◆ **Work required**
Line count for "changed": state how many lines of the data below include it, and output nothing more.

[Task material — start]

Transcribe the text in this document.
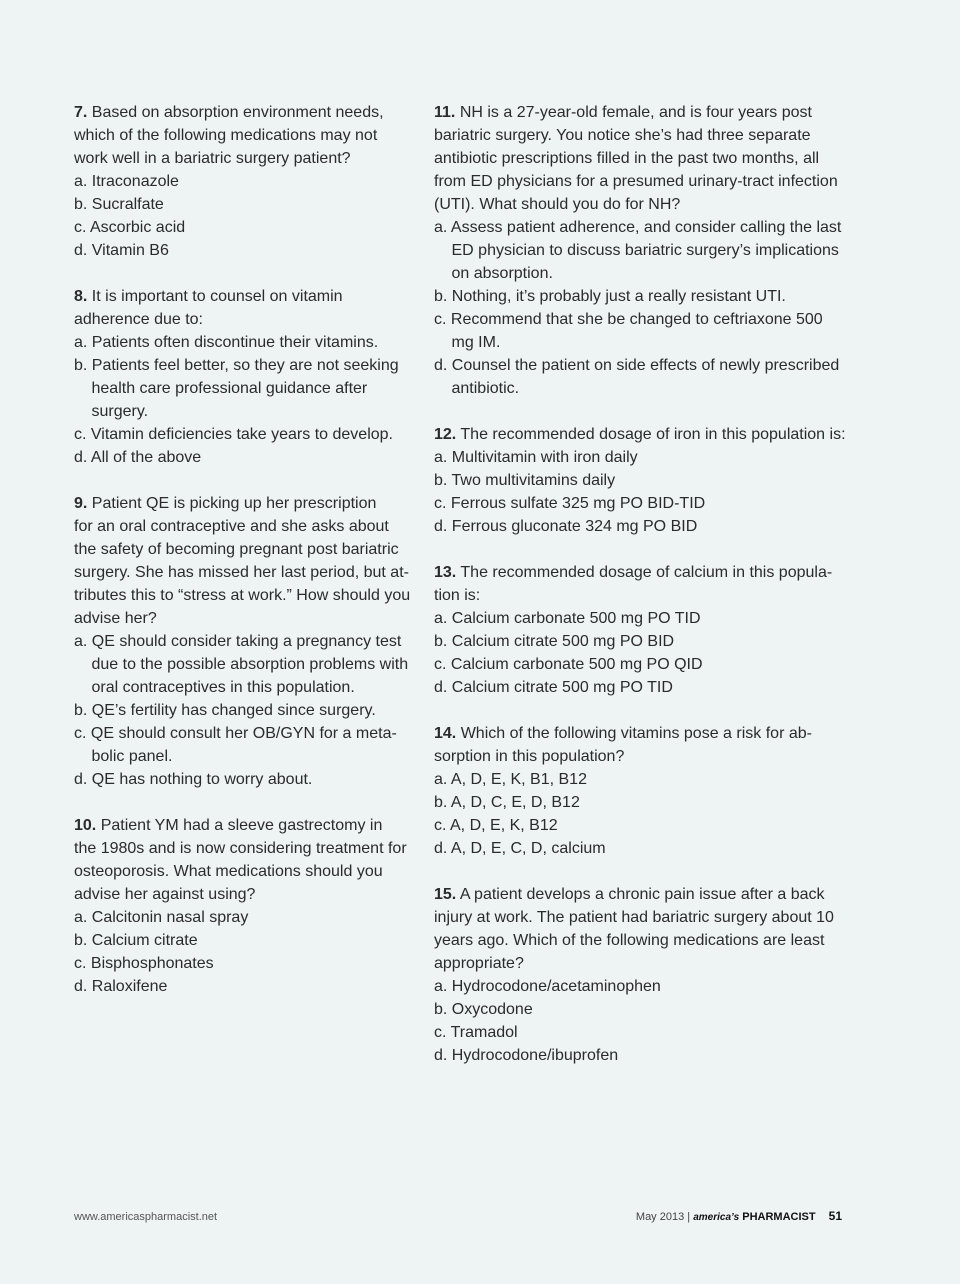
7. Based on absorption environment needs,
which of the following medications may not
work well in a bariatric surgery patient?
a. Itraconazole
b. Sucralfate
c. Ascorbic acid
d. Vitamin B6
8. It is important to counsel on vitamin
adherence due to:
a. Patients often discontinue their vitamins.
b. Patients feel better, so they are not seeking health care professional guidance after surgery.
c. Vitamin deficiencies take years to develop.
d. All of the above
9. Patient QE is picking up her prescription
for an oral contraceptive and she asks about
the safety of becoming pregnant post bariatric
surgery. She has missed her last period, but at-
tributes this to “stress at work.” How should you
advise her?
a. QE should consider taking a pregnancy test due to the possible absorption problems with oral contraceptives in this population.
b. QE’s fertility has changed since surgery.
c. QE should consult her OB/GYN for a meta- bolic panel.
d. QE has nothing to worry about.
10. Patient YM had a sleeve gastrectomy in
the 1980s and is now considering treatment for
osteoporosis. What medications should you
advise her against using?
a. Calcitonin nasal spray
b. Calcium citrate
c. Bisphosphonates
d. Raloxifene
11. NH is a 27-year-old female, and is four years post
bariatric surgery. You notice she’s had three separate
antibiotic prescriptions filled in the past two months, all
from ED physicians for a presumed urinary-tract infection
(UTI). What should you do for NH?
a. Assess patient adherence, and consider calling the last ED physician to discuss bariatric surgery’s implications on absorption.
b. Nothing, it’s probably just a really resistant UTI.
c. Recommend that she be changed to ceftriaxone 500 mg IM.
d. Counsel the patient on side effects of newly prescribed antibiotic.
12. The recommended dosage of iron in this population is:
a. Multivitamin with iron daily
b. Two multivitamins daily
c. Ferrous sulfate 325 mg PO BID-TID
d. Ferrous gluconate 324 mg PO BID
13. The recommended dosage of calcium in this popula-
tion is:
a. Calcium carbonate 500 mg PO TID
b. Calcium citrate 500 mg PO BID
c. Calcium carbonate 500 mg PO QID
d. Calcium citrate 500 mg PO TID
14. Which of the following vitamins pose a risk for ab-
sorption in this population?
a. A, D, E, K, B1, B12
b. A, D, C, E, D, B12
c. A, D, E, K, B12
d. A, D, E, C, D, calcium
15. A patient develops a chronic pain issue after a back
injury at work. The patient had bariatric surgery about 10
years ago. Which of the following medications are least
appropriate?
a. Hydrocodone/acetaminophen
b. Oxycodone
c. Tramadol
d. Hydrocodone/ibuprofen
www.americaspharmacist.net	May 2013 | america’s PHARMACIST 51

[Task material — finish]
[Task material — start]

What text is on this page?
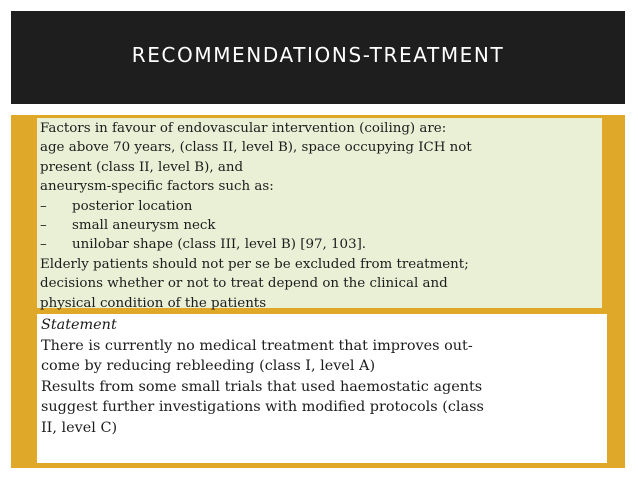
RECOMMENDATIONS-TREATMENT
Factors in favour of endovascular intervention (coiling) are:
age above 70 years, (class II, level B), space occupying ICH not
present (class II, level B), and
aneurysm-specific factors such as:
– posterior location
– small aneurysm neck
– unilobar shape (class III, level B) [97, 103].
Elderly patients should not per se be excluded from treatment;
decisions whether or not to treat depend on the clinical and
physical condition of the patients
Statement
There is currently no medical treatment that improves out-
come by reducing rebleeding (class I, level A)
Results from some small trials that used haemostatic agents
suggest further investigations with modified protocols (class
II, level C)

[Task material — finish]

◆ **Response to the exercise**
2